Layout listing
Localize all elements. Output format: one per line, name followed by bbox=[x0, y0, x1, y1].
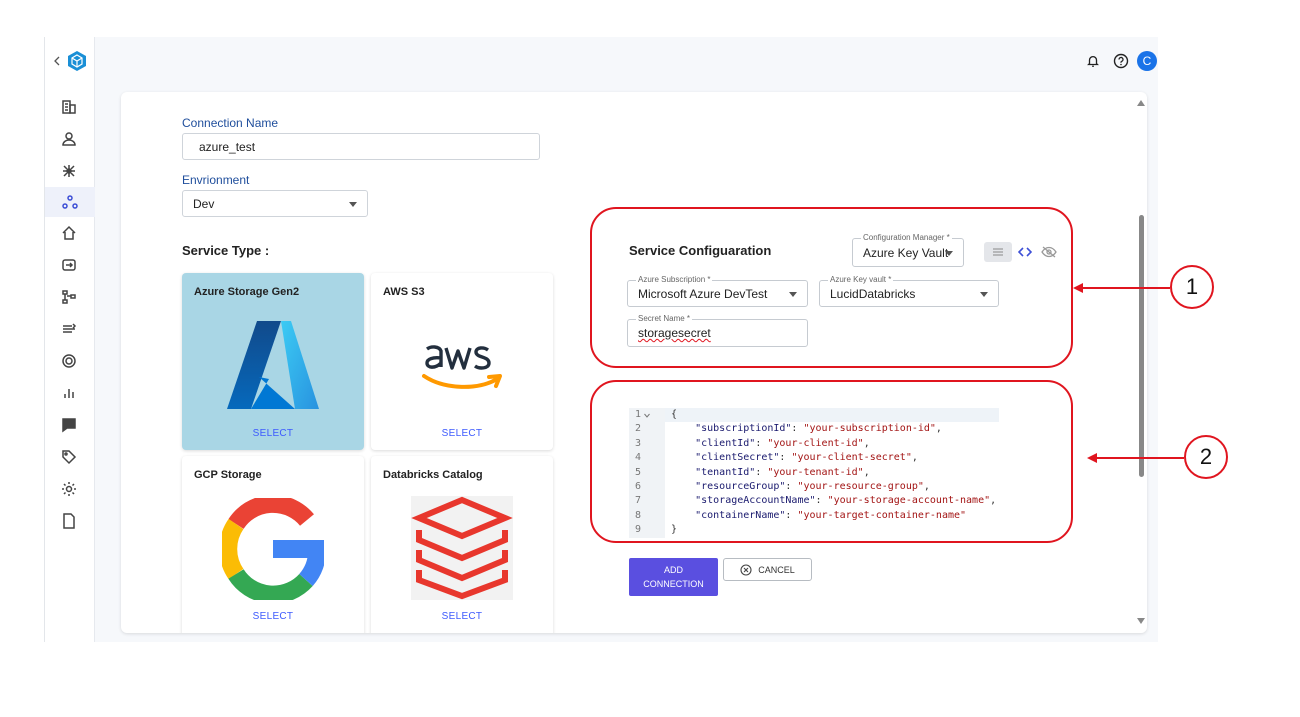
databricks-logo-icon bbox=[411, 496, 513, 600]
annotation-box-1 bbox=[590, 207, 1073, 368]
document-icon[interactable] bbox=[57, 509, 81, 533]
environment-value: Dev bbox=[193, 196, 215, 211]
environment-select[interactable]: Dev bbox=[182, 190, 368, 217]
service-tile-azure[interactable]: Azure Storage Gen2 SELECT bbox=[182, 273, 364, 450]
cancel-button[interactable]: CANCEL bbox=[723, 558, 812, 581]
connection-name-value: azure_test bbox=[199, 139, 256, 154]
callout-2: 2 bbox=[1184, 435, 1228, 479]
tile-title: Databricks Catalog bbox=[383, 469, 483, 481]
scroll-down-icon[interactable] bbox=[1137, 618, 1145, 624]
bar-chart-icon[interactable] bbox=[57, 381, 81, 405]
tag-icon[interactable] bbox=[57, 445, 81, 469]
user-icon[interactable] bbox=[57, 127, 81, 151]
home-icon[interactable] bbox=[57, 221, 81, 245]
service-tile-databricks[interactable]: Databricks Catalog SELECT bbox=[371, 456, 553, 633]
connection-name-input[interactable]: azure_test bbox=[182, 133, 540, 160]
annotation-box-2 bbox=[590, 380, 1073, 543]
select-button[interactable]: SELECT bbox=[371, 611, 553, 622]
help-icon[interactable] bbox=[1111, 51, 1131, 71]
transform-icon[interactable] bbox=[57, 253, 81, 277]
target-icon[interactable] bbox=[57, 349, 81, 373]
avatar[interactable]: C bbox=[1137, 51, 1157, 71]
service-type-heading: Service Type : bbox=[182, 243, 270, 258]
google-logo-icon bbox=[222, 498, 324, 600]
tile-title: Azure Storage Gen2 bbox=[194, 286, 300, 298]
environment-label: Envrionment bbox=[182, 173, 250, 187]
select-button[interactable]: SELECT bbox=[371, 428, 553, 439]
add-connection-button[interactable]: ADD CONNECTION bbox=[629, 558, 718, 596]
scrollbar-thumb[interactable] bbox=[1139, 215, 1144, 477]
annotation-arrow-2 bbox=[1096, 457, 1184, 459]
bell-icon[interactable] bbox=[1083, 51, 1103, 71]
network-icon[interactable] bbox=[57, 159, 81, 183]
message-icon[interactable] bbox=[57, 413, 81, 437]
close-circle-icon bbox=[740, 563, 752, 576]
azure-logo-icon bbox=[227, 321, 319, 409]
settings-icon[interactable] bbox=[57, 477, 81, 501]
app-logo[interactable] bbox=[53, 49, 89, 73]
service-tile-gcp[interactable]: GCP Storage SELECT bbox=[182, 456, 364, 633]
aws-logo-icon bbox=[422, 345, 502, 389]
select-button[interactable]: SELECT bbox=[182, 428, 364, 439]
service-tile-aws[interactable]: AWS S3 SELECT bbox=[371, 273, 553, 450]
connection-name-label: Connection Name bbox=[182, 116, 279, 130]
flow-icon[interactable] bbox=[57, 317, 81, 341]
scroll-up-icon[interactable] bbox=[1137, 100, 1145, 106]
scrollbar[interactable] bbox=[1137, 100, 1145, 625]
building-icon[interactable] bbox=[57, 95, 81, 119]
sidebar bbox=[45, 37, 95, 642]
connections-icon[interactable] bbox=[45, 187, 95, 217]
chevron-down-icon bbox=[349, 201, 357, 207]
annotation-arrow-1 bbox=[1082, 287, 1170, 289]
select-button[interactable]: SELECT bbox=[182, 611, 364, 622]
cancel-label: CANCEL bbox=[758, 564, 795, 575]
tile-title: AWS S3 bbox=[383, 286, 425, 298]
tile-title: GCP Storage bbox=[194, 469, 262, 481]
pipeline-icon[interactable] bbox=[57, 285, 81, 309]
callout-1: 1 bbox=[1170, 265, 1214, 309]
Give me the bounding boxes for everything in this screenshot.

_Exercise brief_:
Repeat word for word the lines of the listing from the one containing "databricks-logo-icon bbox=[411, 496, 513, 600]" through the one containing "close-circle-icon bbox=[740, 563, 752, 576]", with both of those lines included.

_Result for this task_:
databricks-logo-icon bbox=[411, 496, 513, 600]
annotation-box-1 bbox=[590, 207, 1073, 368]
document-icon[interactable] bbox=[57, 509, 81, 533]
environment-value: Dev bbox=[193, 196, 215, 211]
environment-select[interactable]: Dev bbox=[182, 190, 368, 217]
service-tile-azure[interactable]: Azure Storage Gen2 SELECT bbox=[182, 273, 364, 450]
cancel-button[interactable]: CANCEL bbox=[723, 558, 812, 581]
connection-name-value: azure_test bbox=[199, 139, 256, 154]
callout-2: 2 bbox=[1184, 435, 1228, 479]
tile-title: Databricks Catalog bbox=[383, 469, 483, 481]
scroll-down-icon[interactable] bbox=[1137, 618, 1145, 624]
bar-chart-icon[interactable] bbox=[57, 381, 81, 405]
tag-icon[interactable] bbox=[57, 445, 81, 469]
user-icon[interactable] bbox=[57, 127, 81, 151]
home-icon[interactable] bbox=[57, 221, 81, 245]
service-tile-databricks[interactable]: Databricks Catalog SELECT bbox=[371, 456, 553, 633]
connection-name-input[interactable]: azure_test bbox=[182, 133, 540, 160]
annotation-box-2 bbox=[590, 380, 1073, 543]
select-button[interactable]: SELECT bbox=[371, 611, 553, 622]
help-icon[interactable] bbox=[1111, 51, 1131, 71]
transform-icon[interactable] bbox=[57, 253, 81, 277]
target-icon[interactable] bbox=[57, 349, 81, 373]
avatar[interactable]: C bbox=[1137, 51, 1157, 71]
service-type-heading: Service Type : bbox=[182, 243, 270, 258]
google-logo-icon bbox=[222, 498, 324, 600]
tile-title: Azure Storage Gen2 bbox=[194, 286, 300, 298]
environment-label: Envrionment bbox=[182, 173, 250, 187]
select-button[interactable]: SELECT bbox=[371, 428, 553, 439]
add-connection-button[interactable]: ADD CONNECTION bbox=[629, 558, 718, 596]
scrollbar-thumb[interactable] bbox=[1139, 215, 1144, 477]
annotation-arrow-2 bbox=[1096, 457, 1184, 459]
bell-icon[interactable] bbox=[1083, 51, 1103, 71]
network-icon[interactable] bbox=[57, 159, 81, 183]
message-icon[interactable] bbox=[57, 413, 81, 437]
close-circle-icon bbox=[740, 563, 752, 576]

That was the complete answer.